# WRITTEN REQUEST
Word for word, quote all of the material, omitting the pictures.

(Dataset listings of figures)
** start **

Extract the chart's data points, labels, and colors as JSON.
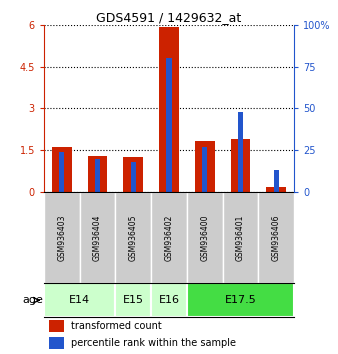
{
  "title": "GDS4591 / 1429632_at",
  "samples": [
    "GSM936403",
    "GSM936404",
    "GSM936405",
    "GSM936402",
    "GSM936400",
    "GSM936401",
    "GSM936406"
  ],
  "transformed_count": [
    1.62,
    1.28,
    1.25,
    5.92,
    1.82,
    1.9,
    0.18
  ],
  "percentile_rank": [
    24,
    20,
    18,
    80,
    27,
    48,
    13
  ],
  "age_group_spans": [
    {
      "label": "E14",
      "start": 0,
      "end": 1,
      "color": "#ccffcc"
    },
    {
      "label": "E15",
      "start": 2,
      "end": 2,
      "color": "#ccffcc"
    },
    {
      "label": "E16",
      "start": 3,
      "end": 3,
      "color": "#ccffcc"
    },
    {
      "label": "E17.5",
      "start": 4,
      "end": 6,
      "color": "#44dd44"
    }
  ],
  "y_left_ticks": [
    0,
    1.5,
    3,
    4.5,
    6
  ],
  "y_left_labels": [
    "0",
    "1.5",
    "3",
    "4.5",
    "6"
  ],
  "y_right_ticks": [
    0,
    25,
    50,
    75,
    100
  ],
  "y_right_labels": [
    "0",
    "25",
    "50",
    "75",
    "100%"
  ],
  "bar_color_red": "#cc2200",
  "bar_color_blue": "#2255cc",
  "sample_box_color": "#cccccc",
  "left_axis_color": "#cc2200",
  "right_axis_color": "#2255cc",
  "fig_width": 3.38,
  "fig_height": 3.54,
  "dpi": 100
}
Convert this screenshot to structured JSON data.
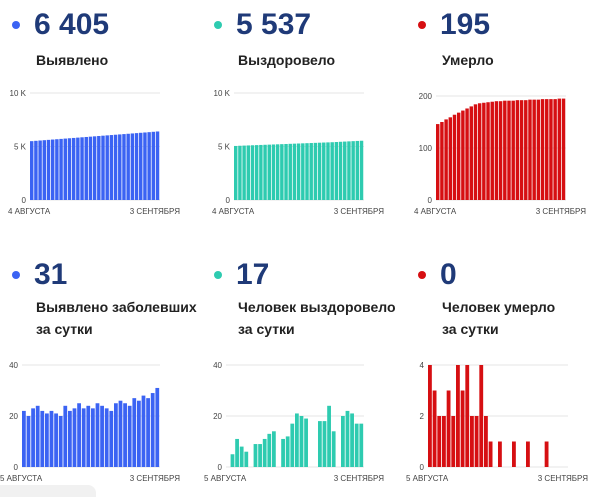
{
  "stats": [
    {
      "value": "6 405",
      "label_lines": [
        "Выявлено"
      ],
      "color": "#3b63f3"
    },
    {
      "value": "5 537",
      "label_lines": [
        "Выздоровело"
      ],
      "color": "#2ecbb0"
    },
    {
      "value": "195",
      "label_lines": [
        "Умерло"
      ],
      "color": "#d60f12"
    },
    {
      "value": "31",
      "label_lines": [
        "Выявлено заболевших",
        "за сутки"
      ],
      "color": "#3b63f3"
    },
    {
      "value": "17",
      "label_lines": [
        "Человек выздоровело",
        "за сутки"
      ],
      "color": "#2ecbb0"
    },
    {
      "value": "0",
      "label_lines": [
        "Человек умерло",
        "за сутки"
      ],
      "color": "#d60f12"
    }
  ],
  "chart_data": [
    {
      "type": "bar",
      "color": "#3b63f3",
      "yticks": [
        "10 K",
        "5 K",
        "0"
      ],
      "ylim": [
        0,
        10000
      ],
      "x_start_label": "4 АВГУСТА",
      "x_end_label": "3 СЕНТЯБРЯ",
      "values": [
        5500,
        5530,
        5560,
        5590,
        5620,
        5650,
        5680,
        5710,
        5740,
        5770,
        5800,
        5830,
        5860,
        5890,
        5920,
        5950,
        5980,
        6010,
        6040,
        6070,
        6100,
        6130,
        6160,
        6190,
        6220,
        6250,
        6280,
        6310,
        6340,
        6374,
        6405
      ]
    },
    {
      "type": "bar",
      "color": "#2ecbb0",
      "yticks": [
        "10 K",
        "5 K",
        "0"
      ],
      "ylim": [
        0,
        10000
      ],
      "x_start_label": "4 АВГУСТА",
      "x_end_label": "3 СЕНТЯБРЯ",
      "values": [
        5050,
        5070,
        5085,
        5100,
        5115,
        5130,
        5145,
        5160,
        5175,
        5190,
        5205,
        5220,
        5235,
        5250,
        5265,
        5280,
        5295,
        5310,
        5325,
        5340,
        5355,
        5370,
        5385,
        5400,
        5420,
        5440,
        5460,
        5480,
        5500,
        5520,
        5537
      ]
    },
    {
      "type": "bar",
      "color": "#d60f12",
      "yticks": [
        "200",
        "100",
        "0"
      ],
      "ylim": [
        0,
        200
      ],
      "x_start_label": "4 АВГУСТА",
      "x_end_label": "3 СЕНТЯБРЯ",
      "values": [
        146,
        150,
        155,
        159,
        164,
        168,
        172,
        176,
        180,
        184,
        186,
        187,
        188,
        189,
        190,
        190,
        191,
        191,
        191,
        192,
        192,
        192,
        193,
        193,
        193,
        194,
        194,
        194,
        194,
        195,
        195
      ]
    },
    {
      "type": "bar",
      "color": "#3b63f3",
      "yticks": [
        "40",
        "20",
        "0"
      ],
      "ylim": [
        0,
        40
      ],
      "x_start_label": "5 АВГУСТА",
      "x_end_label": "3 СЕНТЯБРЯ",
      "values": [
        22,
        20,
        23,
        24,
        22,
        21,
        22,
        21,
        20,
        24,
        22,
        23,
        25,
        23,
        24,
        23,
        25,
        24,
        23,
        22,
        25,
        26,
        25,
        24,
        27,
        26,
        28,
        27,
        29,
        31
      ]
    },
    {
      "type": "bar",
      "color": "#2ecbb0",
      "yticks": [
        "40",
        "20",
        "0"
      ],
      "ylim": [
        0,
        40
      ],
      "x_start_label": "5 АВГУСТА",
      "x_end_label": "3 СЕНТЯБРЯ",
      "values": [
        0,
        5,
        11,
        8,
        6,
        0,
        9,
        9,
        11,
        13,
        14,
        0,
        11,
        12,
        17,
        21,
        20,
        19,
        0,
        0,
        18,
        18,
        24,
        14,
        0,
        20,
        22,
        21,
        17,
        17
      ]
    },
    {
      "type": "bar",
      "color": "#d60f12",
      "yticks": [
        "4",
        "2",
        "0"
      ],
      "ylim": [
        0,
        4
      ],
      "x_start_label": "5 АВГУСТА",
      "x_end_label": "3 СЕНТЯБРЯ",
      "values": [
        4,
        3,
        2,
        2,
        3,
        2,
        4,
        3,
        4,
        2,
        2,
        4,
        2,
        1,
        0,
        1,
        0,
        0,
        1,
        0,
        0,
        1,
        0,
        0,
        0,
        1,
        0,
        0,
        0,
        0
      ]
    }
  ]
}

** end **

# COMPLETED EXERCISE
Extract the chart's data points, labels, and colors as JSON.
{
  "title": "GDS4591 / 1429632_at",
  "samples": [
    "GSM936403",
    "GSM936404",
    "GSM936405",
    "GSM936402",
    "GSM936400",
    "GSM936401",
    "GSM936406"
  ],
  "transformed_count": [
    1.62,
    1.28,
    1.25,
    5.92,
    1.82,
    1.9,
    0.18
  ],
  "percentile_rank": [
    24,
    20,
    18,
    80,
    27,
    48,
    13
  ],
  "age_group_spans": [
    {
      "label": "E14",
      "start": 0,
      "end": 1,
      "color": "#ccffcc"
    },
    {
      "label": "E15",
      "start": 2,
      "end": 2,
      "color": "#ccffcc"
    },
    {
      "label": "E16",
      "start": 3,
      "end": 3,
      "color": "#ccffcc"
    },
    {
      "label": "E17.5",
      "start": 4,
      "end": 6,
      "color": "#44dd44"
    }
  ],
  "y_left_ticks": [
    0,
    1.5,
    3,
    4.5,
    6
  ],
  "y_left_labels": [
    "0",
    "1.5",
    "3",
    "4.5",
    "6"
  ],
  "y_right_ticks": [
    0,
    25,
    50,
    75,
    100
  ],
  "y_right_labels": [
    "0",
    "25",
    "50",
    "75",
    "100%"
  ],
  "bar_color_red": "#cc2200",
  "bar_color_blue": "#2255cc",
  "sample_box_color": "#cccccc",
  "left_axis_color": "#cc2200",
  "right_axis_color": "#2255cc",
  "fig_width": 3.38,
  "fig_height": 3.54,
  "dpi": 100
}
Convert this screenshot to structured JSON data.
{
  "stats": [
    {
      "value": "6 405",
      "label_lines": [
        "Выявлено"
      ],
      "color": "#3b63f3"
    },
    {
      "value": "5 537",
      "label_lines": [
        "Выздоровело"
      ],
      "color": "#2ecbb0"
    },
    {
      "value": "195",
      "label_lines": [
        "Умерло"
      ],
      "color": "#d60f12"
    },
    {
      "value": "31",
      "label_lines": [
        "Выявлено заболевших",
        "за сутки"
      ],
      "color": "#3b63f3"
    },
    {
      "value": "17",
      "label_lines": [
        "Человек выздоровело",
        "за сутки"
      ],
      "color": "#2ecbb0"
    },
    {
      "value": "0",
      "label_lines": [
        "Человек умерло",
        "за сутки"
      ],
      "color": "#d60f12"
    }
  ],
  "chart_data": [
    {
      "type": "bar",
      "color": "#3b63f3",
      "yticks": [
        "10 K",
        "5 K",
        "0"
      ],
      "ylim": [
        0,
        10000
      ],
      "x_start_label": "4 АВГУСТА",
      "x_end_label": "3 СЕНТЯБРЯ",
      "values": [
        5500,
        5530,
        5560,
        5590,
        5620,
        5650,
        5680,
        5710,
        5740,
        5770,
        5800,
        5830,
        5860,
        5890,
        5920,
        5950,
        5980,
        6010,
        6040,
        6070,
        6100,
        6130,
        6160,
        6190,
        6220,
        6250,
        6280,
        6310,
        6340,
        6374,
        6405
      ]
    },
    {
      "type": "bar",
      "color": "#2ecbb0",
      "yticks": [
        "10 K",
        "5 K",
        "0"
      ],
      "ylim": [
        0,
        10000
      ],
      "x_start_label": "4 АВГУСТА",
      "x_end_label": "3 СЕНТЯБРЯ",
      "values": [
        5050,
        5070,
        5085,
        5100,
        5115,
        5130,
        5145,
        5160,
        5175,
        5190,
        5205,
        5220,
        5235,
        5250,
        5265,
        5280,
        5295,
        5310,
        5325,
        5340,
        5355,
        5370,
        5385,
        5400,
        5420,
        5440,
        5460,
        5480,
        5500,
        5520,
        5537
      ]
    },
    {
      "type": "bar",
      "color": "#d60f12",
      "yticks": [
        "200",
        "100",
        "0"
      ],
      "ylim": [
        0,
        200
      ],
      "x_start_label": "4 АВГУСТА",
      "x_end_label": "3 СЕНТЯБРЯ",
      "values": [
        146,
        150,
        155,
        159,
        164,
        168,
        172,
        176,
        180,
        184,
        186,
        187,
        188,
        189,
        190,
        190,
        191,
        191,
        191,
        192,
        192,
        192,
        193,
        193,
        193,
        194,
        194,
        194,
        194,
        195,
        195
      ]
    },
    {
      "type": "bar",
      "color": "#3b63f3",
      "yticks": [
        "40",
        "20",
        "0"
      ],
      "ylim": [
        0,
        40
      ],
      "x_start_label": "5 АВГУСТА",
      "x_end_label": "3 СЕНТЯБРЯ",
      "values": [
        22,
        20,
        23,
        24,
        22,
        21,
        22,
        21,
        20,
        24,
        22,
        23,
        25,
        23,
        24,
        23,
        25,
        24,
        23,
        22,
        25,
        26,
        25,
        24,
        27,
        26,
        28,
        27,
        29,
        31
      ]
    },
    {
      "type": "bar",
      "color": "#2ecbb0",
      "yticks": [
        "40",
        "20",
        "0"
      ],
      "ylim": [
        0,
        40
      ],
      "x_start_label": "5 АВГУСТА",
      "x_end_label": "3 СЕНТЯБРЯ",
      "values": [
        0,
        5,
        11,
        8,
        6,
        0,
        9,
        9,
        11,
        13,
        14,
        0,
        11,
        12,
        17,
        21,
        20,
        19,
        0,
        0,
        18,
        18,
        24,
        14,
        0,
        20,
        22,
        21,
        17,
        17
      ]
    },
    {
      "type": "bar",
      "color": "#d60f12",
      "yticks": [
        "4",
        "2",
        "0"
      ],
      "ylim": [
        0,
        4
      ],
      "x_start_label": "5 АВГУСТА",
      "x_end_label": "3 СЕНТЯБРЯ",
      "values": [
        4,
        3,
        2,
        2,
        3,
        2,
        4,
        3,
        4,
        2,
        2,
        4,
        2,
        1,
        0,
        1,
        0,
        0,
        1,
        0,
        0,
        1,
        0,
        0,
        0,
        1,
        0,
        0,
        0,
        0
      ]
    }
  ]
}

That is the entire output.